Stored data

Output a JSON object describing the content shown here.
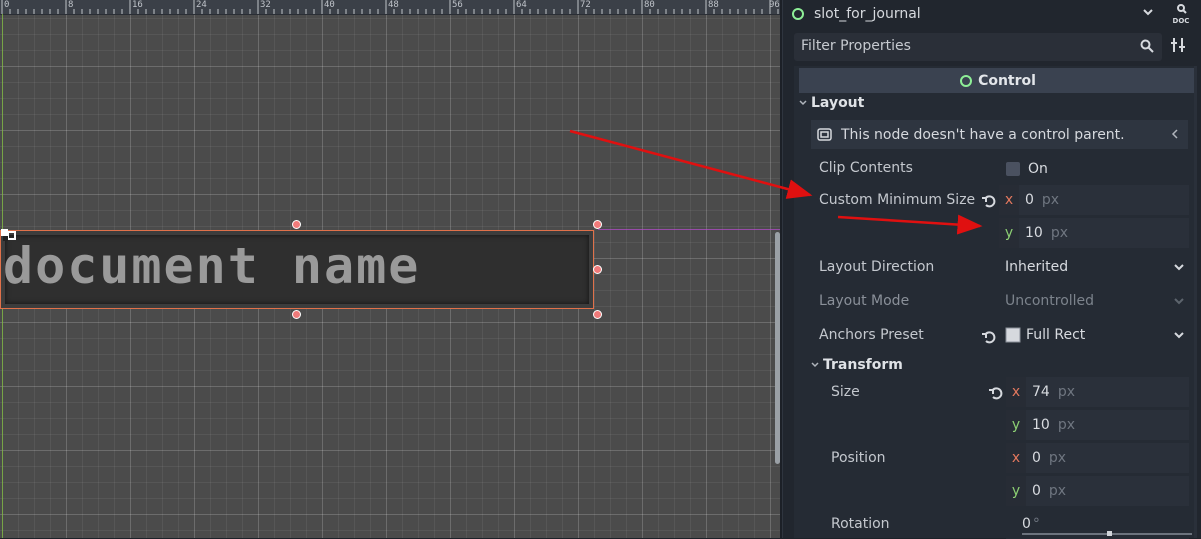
{
  "viewport": {
    "ruler_labels": [
      "0",
      "8",
      "16",
      "24",
      "32",
      "40",
      "48",
      "56",
      "64",
      "72",
      "80",
      "88",
      "96"
    ],
    "node_text": "document name",
    "colors": {
      "selection_border": "#e0714a",
      "handle": "#f07a7a",
      "guide": "#b84bd0",
      "y_axis": "#7ab33d"
    }
  },
  "inspector": {
    "node_name": "slot_for_journal",
    "doc_label": "DOC",
    "filter_placeholder": "Filter Properties",
    "class_section": "Control",
    "layout_group": "Layout",
    "layout_warning": "This node doesn't have a control parent.",
    "properties": {
      "clip_contents": {
        "label": "Clip Contents",
        "value": "On",
        "checked": false
      },
      "custom_minimum_size": {
        "label": "Custom Minimum Size",
        "x": "0",
        "y": "10",
        "unit": "px",
        "axis_x": "x",
        "axis_y": "y"
      },
      "layout_direction": {
        "label": "Layout Direction",
        "value": "Inherited"
      },
      "layout_mode": {
        "label": "Layout Mode",
        "value": "Uncontrolled"
      },
      "anchors_preset": {
        "label": "Anchors Preset",
        "value": "Full Rect"
      }
    },
    "transform_group": "Transform",
    "transform": {
      "size": {
        "label": "Size",
        "x": "74",
        "y": "10",
        "unit": "px",
        "axis_x": "x",
        "axis_y": "y"
      },
      "position": {
        "label": "Position",
        "x": "0",
        "y": "0",
        "unit": "px",
        "axis_x": "x",
        "axis_y": "y"
      },
      "rotation": {
        "label": "Rotation",
        "value": "0",
        "unit": "°"
      }
    },
    "colors": {
      "control_icon": "#8eef97",
      "axis_x": "#e3785e",
      "axis_y": "#8ccf73",
      "annotation_arrow": "#e01010"
    }
  }
}
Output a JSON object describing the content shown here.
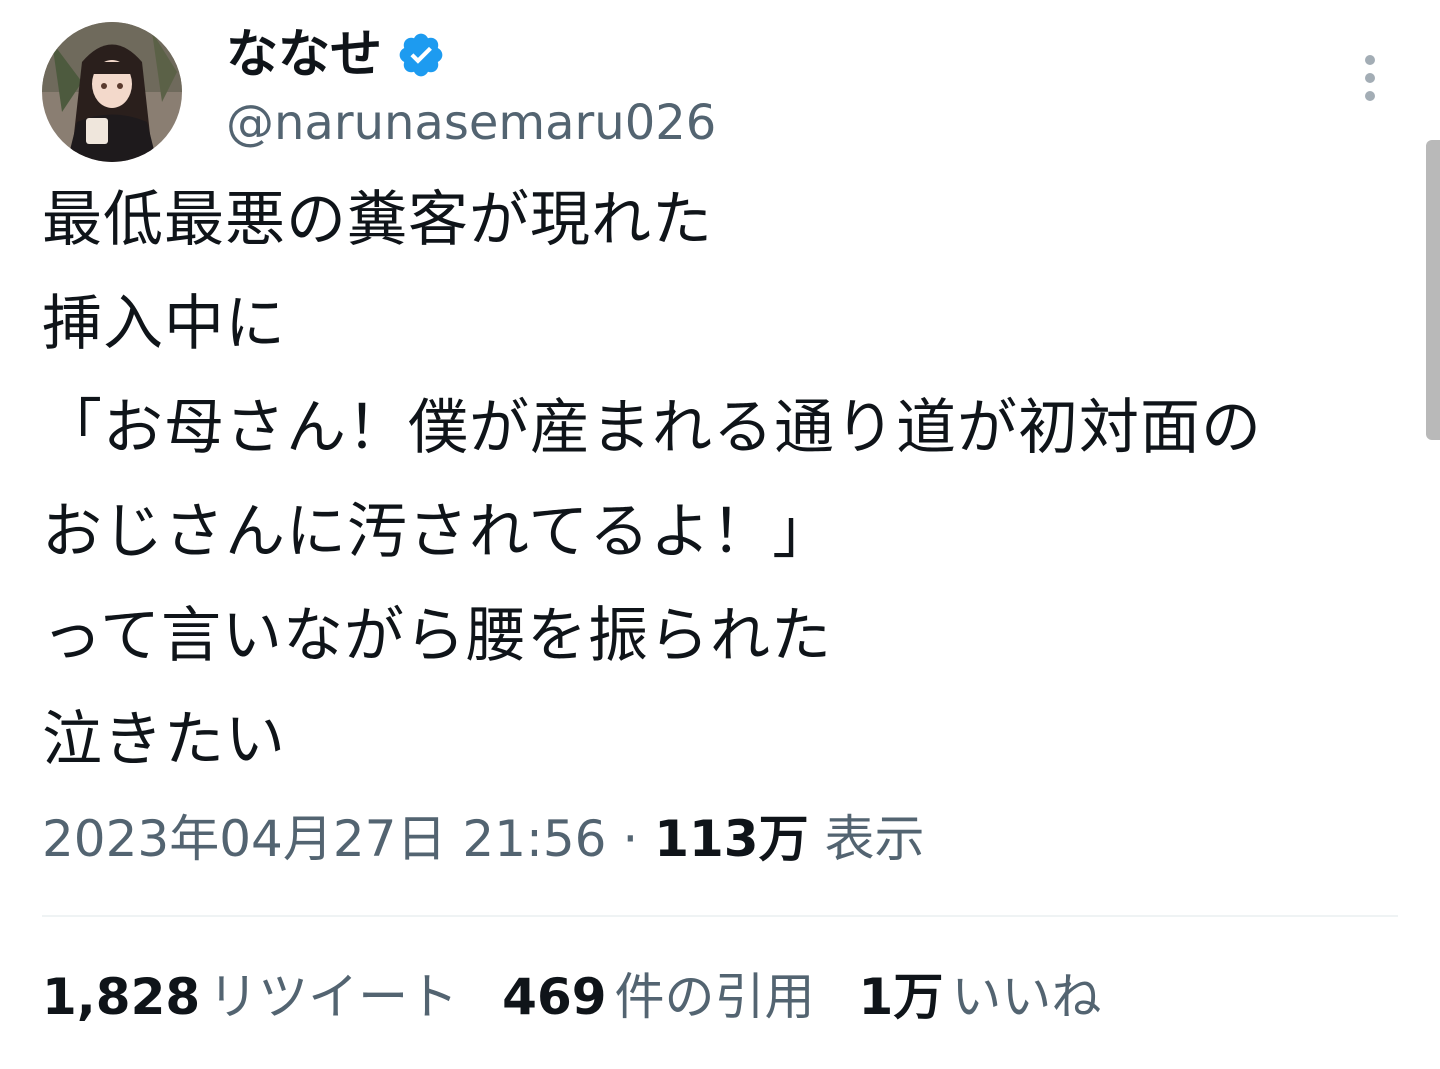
{
  "author": {
    "display_name": "ななせ",
    "handle": "@narunasemaru026",
    "verified_icon": "verified-badge-icon",
    "verified_color": "#1d9bf0"
  },
  "tweet": {
    "lines": [
      "最低最悪の糞客が現れた",
      "挿入中に",
      "「お母さん！僕が産まれる通り道が初対面の",
      "おじさんに汚されてるよ！」",
      "って言いながら腰を振られた",
      "泣きたい"
    ]
  },
  "meta": {
    "timestamp": "2023年04月27日 21:56",
    "separator": "·",
    "views_count": "113万",
    "views_label": "表示"
  },
  "stats": {
    "retweets_count": "1,828",
    "retweets_label": "リツイート",
    "quotes_count": "469",
    "quotes_label": "件の引用",
    "likes_count": "1万",
    "likes_label": "いいね"
  },
  "icons": {
    "more": "more-vertical-icon"
  },
  "colors": {
    "text_primary": "#0f1419",
    "text_secondary": "#536471",
    "divider": "#eff3f4"
  }
}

> DIRECTIONS FOR THIS TASK
Repeat everything in the records precisely. Images are excluded from the copy.

> RESPONSE TO THIS TASK
Output a JSON object describing the content shown here.
{
  "viewport": {
    "ruler_labels": [
      "0",
      "8",
      "16",
      "24",
      "32",
      "40",
      "48",
      "56",
      "64",
      "72",
      "80",
      "88",
      "96"
    ],
    "node_text": "document name",
    "colors": {
      "selection_border": "#e0714a",
      "handle": "#f07a7a",
      "guide": "#b84bd0",
      "y_axis": "#7ab33d"
    }
  },
  "inspector": {
    "node_name": "slot_for_journal",
    "doc_label": "DOC",
    "filter_placeholder": "Filter Properties",
    "class_section": "Control",
    "layout_group": "Layout",
    "layout_warning": "This node doesn't have a control parent.",
    "properties": {
      "clip_contents": {
        "label": "Clip Contents",
        "value": "On",
        "checked": false
      },
      "custom_minimum_size": {
        "label": "Custom Minimum Size",
        "x": "0",
        "y": "10",
        "unit": "px",
        "axis_x": "x",
        "axis_y": "y"
      },
      "layout_direction": {
        "label": "Layout Direction",
        "value": "Inherited"
      },
      "layout_mode": {
        "label": "Layout Mode",
        "value": "Uncontrolled"
      },
      "anchors_preset": {
        "label": "Anchors Preset",
        "value": "Full Rect"
      }
    },
    "transform_group": "Transform",
    "transform": {
      "size": {
        "label": "Size",
        "x": "74",
        "y": "10",
        "unit": "px",
        "axis_x": "x",
        "axis_y": "y"
      },
      "position": {
        "label": "Position",
        "x": "0",
        "y": "0",
        "unit": "px",
        "axis_x": "x",
        "axis_y": "y"
      },
      "rotation": {
        "label": "Rotation",
        "value": "0",
        "unit": "°"
      }
    },
    "colors": {
      "control_icon": "#8eef97",
      "axis_x": "#e3785e",
      "axis_y": "#8ccf73",
      "annotation_arrow": "#e01010"
    }
  }
}
Output a JSON object describing the content shown here.
{
  "author": {
    "display_name": "ななせ",
    "handle": "@narunasemaru026",
    "verified_icon": "verified-badge-icon",
    "verified_color": "#1d9bf0"
  },
  "tweet": {
    "lines": [
      "最低最悪の糞客が現れた",
      "挿入中に",
      "「お母さん！僕が産まれる通り道が初対面の",
      "おじさんに汚されてるよ！」",
      "って言いながら腰を振られた",
      "泣きたい"
    ]
  },
  "meta": {
    "timestamp": "2023年04月27日 21:56",
    "separator": "·",
    "views_count": "113万",
    "views_label": "表示"
  },
  "stats": {
    "retweets_count": "1,828",
    "retweets_label": "リツイート",
    "quotes_count": "469",
    "quotes_label": "件の引用",
    "likes_count": "1万",
    "likes_label": "いいね"
  },
  "icons": {
    "more": "more-vertical-icon"
  },
  "colors": {
    "text_primary": "#0f1419",
    "text_secondary": "#536471",
    "divider": "#eff3f4"
  }
}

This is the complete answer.